━━ EXERCISE INPUTS ━━

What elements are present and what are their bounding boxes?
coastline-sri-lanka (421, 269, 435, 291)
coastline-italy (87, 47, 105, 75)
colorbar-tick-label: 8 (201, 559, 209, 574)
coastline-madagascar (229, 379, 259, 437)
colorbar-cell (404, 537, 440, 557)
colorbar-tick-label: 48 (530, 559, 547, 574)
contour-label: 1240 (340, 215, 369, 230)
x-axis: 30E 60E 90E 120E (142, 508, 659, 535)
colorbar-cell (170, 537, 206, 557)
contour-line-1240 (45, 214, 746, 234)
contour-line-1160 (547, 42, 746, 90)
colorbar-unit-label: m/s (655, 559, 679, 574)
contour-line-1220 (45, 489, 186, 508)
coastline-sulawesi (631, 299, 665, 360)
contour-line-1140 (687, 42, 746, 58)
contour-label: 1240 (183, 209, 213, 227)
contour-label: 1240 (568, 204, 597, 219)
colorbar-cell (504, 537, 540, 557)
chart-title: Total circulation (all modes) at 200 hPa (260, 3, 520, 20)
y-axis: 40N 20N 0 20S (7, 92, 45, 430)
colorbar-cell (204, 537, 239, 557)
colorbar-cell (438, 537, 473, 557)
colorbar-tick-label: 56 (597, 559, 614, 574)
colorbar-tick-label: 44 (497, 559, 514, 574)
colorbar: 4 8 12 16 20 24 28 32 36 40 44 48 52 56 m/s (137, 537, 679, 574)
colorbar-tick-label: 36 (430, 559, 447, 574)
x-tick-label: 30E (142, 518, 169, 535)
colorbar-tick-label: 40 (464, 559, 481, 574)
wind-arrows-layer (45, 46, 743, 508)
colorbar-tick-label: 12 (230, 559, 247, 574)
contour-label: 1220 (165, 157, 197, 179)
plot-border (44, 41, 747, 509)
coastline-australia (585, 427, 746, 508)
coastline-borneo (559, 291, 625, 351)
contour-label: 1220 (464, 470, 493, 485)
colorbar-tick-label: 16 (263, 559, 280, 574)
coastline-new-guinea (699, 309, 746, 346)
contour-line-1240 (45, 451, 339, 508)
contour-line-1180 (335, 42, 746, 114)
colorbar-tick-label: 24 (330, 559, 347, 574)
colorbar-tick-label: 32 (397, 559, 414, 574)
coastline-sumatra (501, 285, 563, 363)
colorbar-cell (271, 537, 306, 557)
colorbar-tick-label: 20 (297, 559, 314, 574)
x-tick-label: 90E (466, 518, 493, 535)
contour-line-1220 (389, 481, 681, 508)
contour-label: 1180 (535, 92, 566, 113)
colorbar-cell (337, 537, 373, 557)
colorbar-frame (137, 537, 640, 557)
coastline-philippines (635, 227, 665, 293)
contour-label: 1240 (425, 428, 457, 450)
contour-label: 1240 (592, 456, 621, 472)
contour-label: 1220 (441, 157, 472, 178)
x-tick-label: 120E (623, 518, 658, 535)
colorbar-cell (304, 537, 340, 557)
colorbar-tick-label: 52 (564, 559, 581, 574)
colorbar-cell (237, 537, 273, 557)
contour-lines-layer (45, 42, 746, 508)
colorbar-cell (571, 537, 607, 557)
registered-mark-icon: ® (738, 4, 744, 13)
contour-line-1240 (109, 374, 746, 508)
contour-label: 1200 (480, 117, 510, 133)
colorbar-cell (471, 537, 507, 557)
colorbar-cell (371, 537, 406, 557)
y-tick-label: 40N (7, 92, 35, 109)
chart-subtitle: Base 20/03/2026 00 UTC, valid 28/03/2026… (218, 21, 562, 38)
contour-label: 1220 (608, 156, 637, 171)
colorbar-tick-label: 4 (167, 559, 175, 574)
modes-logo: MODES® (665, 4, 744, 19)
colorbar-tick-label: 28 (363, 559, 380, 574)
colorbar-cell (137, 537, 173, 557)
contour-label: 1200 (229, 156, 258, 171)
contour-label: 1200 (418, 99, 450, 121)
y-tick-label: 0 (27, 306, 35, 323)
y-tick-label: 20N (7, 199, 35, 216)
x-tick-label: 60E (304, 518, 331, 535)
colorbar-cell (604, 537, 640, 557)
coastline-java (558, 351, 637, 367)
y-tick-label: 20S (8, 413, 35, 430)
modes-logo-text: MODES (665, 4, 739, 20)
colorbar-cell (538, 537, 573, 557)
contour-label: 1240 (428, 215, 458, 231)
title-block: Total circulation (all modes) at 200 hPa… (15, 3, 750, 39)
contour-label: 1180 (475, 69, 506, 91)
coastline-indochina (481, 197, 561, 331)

━━━

• EXERCISE DESCRIPTION: Change every "colorbar-cell" in the material above to "colorbar-swatch", and reproduce all of the material with nothing else altered.

• TASK ANSWER:
What elements are present and what are their bounding boxes?
coastline-sri-lanka (421, 269, 435, 291)
coastline-italy (87, 47, 105, 75)
colorbar-tick-label: 8 (201, 559, 209, 574)
coastline-madagascar (229, 379, 259, 437)
colorbar-swatch (404, 537, 440, 557)
colorbar-tick-label: 48 (530, 559, 547, 574)
contour-label: 1240 (340, 215, 369, 230)
x-axis: 30E 60E 90E 120E (142, 508, 659, 535)
colorbar-swatch (170, 537, 206, 557)
contour-line-1240 (45, 214, 746, 234)
contour-line-1160 (547, 42, 746, 90)
colorbar-unit-label: m/s (655, 559, 679, 574)
contour-line-1220 (45, 489, 186, 508)
coastline-sulawesi (631, 299, 665, 360)
contour-line-1140 (687, 42, 746, 58)
contour-label: 1240 (183, 209, 213, 227)
contour-label: 1240 (568, 204, 597, 219)
colorbar-swatch (504, 537, 540, 557)
chart-title: Total circulation (all modes) at 200 hPa (260, 3, 520, 20)
y-axis: 40N 20N 0 20S (7, 92, 45, 430)
colorbar-swatch (204, 537, 239, 557)
colorbar-swatch (438, 537, 473, 557)
colorbar-tick-label: 56 (597, 559, 614, 574)
colorbar-tick-label: 44 (497, 559, 514, 574)
colorbar: 4 8 12 16 20 24 28 32 36 40 44 48 52 56 m/s (137, 537, 679, 574)
colorbar-tick-label: 36 (430, 559, 447, 574)
x-tick-label: 30E (142, 518, 169, 535)
colorbar-tick-label: 40 (464, 559, 481, 574)
wind-arrows-layer (45, 46, 743, 508)
colorbar-tick-label: 12 (230, 559, 247, 574)
contour-label: 1220 (165, 157, 197, 179)
plot-border (44, 41, 747, 509)
coastline-australia (585, 427, 746, 508)
coastline-borneo (559, 291, 625, 351)
contour-label: 1220 (464, 470, 493, 485)
colorbar-tick-label: 16 (263, 559, 280, 574)
coastline-new-guinea (699, 309, 746, 346)
contour-line-1240 (45, 451, 339, 508)
contour-line-1180 (335, 42, 746, 114)
colorbar-tick-label: 24 (330, 559, 347, 574)
colorbar-tick-label: 32 (397, 559, 414, 574)
coastline-sumatra (501, 285, 563, 363)
colorbar-swatch (271, 537, 306, 557)
colorbar-tick-label: 20 (297, 559, 314, 574)
x-tick-label: 90E (466, 518, 493, 535)
contour-line-1220 (389, 481, 681, 508)
contour-label: 1180 (535, 92, 566, 113)
colorbar-swatch (337, 537, 373, 557)
colorbar-frame (137, 537, 640, 557)
coastline-philippines (635, 227, 665, 293)
contour-label: 1240 (425, 428, 457, 450)
contour-label: 1240 (592, 456, 621, 472)
contour-label: 1220 (441, 157, 472, 178)
x-tick-label: 120E (623, 518, 658, 535)
colorbar-swatch (304, 537, 340, 557)
colorbar-tick-label: 52 (564, 559, 581, 574)
colorbar-swatch (237, 537, 273, 557)
contour-lines-layer (45, 42, 746, 508)
colorbar-swatch (571, 537, 607, 557)
registered-mark-icon: ® (738, 4, 744, 13)
contour-line-1240 (109, 374, 746, 508)
contour-label: 1200 (480, 117, 510, 133)
colorbar-swatch (471, 537, 507, 557)
colorbar-swatch (371, 537, 406, 557)
y-tick-label: 40N (7, 92, 35, 109)
chart-subtitle: Base 20/03/2026 00 UTC, valid 28/03/2026… (218, 21, 562, 38)
contour-label: 1220 (608, 156, 637, 171)
colorbar-tick-label: 4 (167, 559, 175, 574)
modes-logo: MODES® (665, 4, 744, 19)
colorbar-tick-label: 28 (363, 559, 380, 574)
colorbar-swatch (137, 537, 173, 557)
contour-label: 1200 (229, 156, 258, 171)
contour-label: 1200 (418, 99, 450, 121)
y-tick-label: 0 (27, 306, 35, 323)
y-tick-label: 20N (7, 199, 35, 216)
x-tick-label: 60E (304, 518, 331, 535)
colorbar-swatch (604, 537, 640, 557)
coastline-java (558, 351, 637, 367)
y-tick-label: 20S (8, 413, 35, 430)
modes-logo-text: MODES (665, 4, 739, 20)
colorbar-swatch (538, 537, 573, 557)
contour-label: 1240 (428, 215, 458, 231)
title-block: Total circulation (all modes) at 200 hPa… (15, 3, 750, 39)
contour-label: 1180 (475, 69, 506, 91)
coastline-indochina (481, 197, 561, 331)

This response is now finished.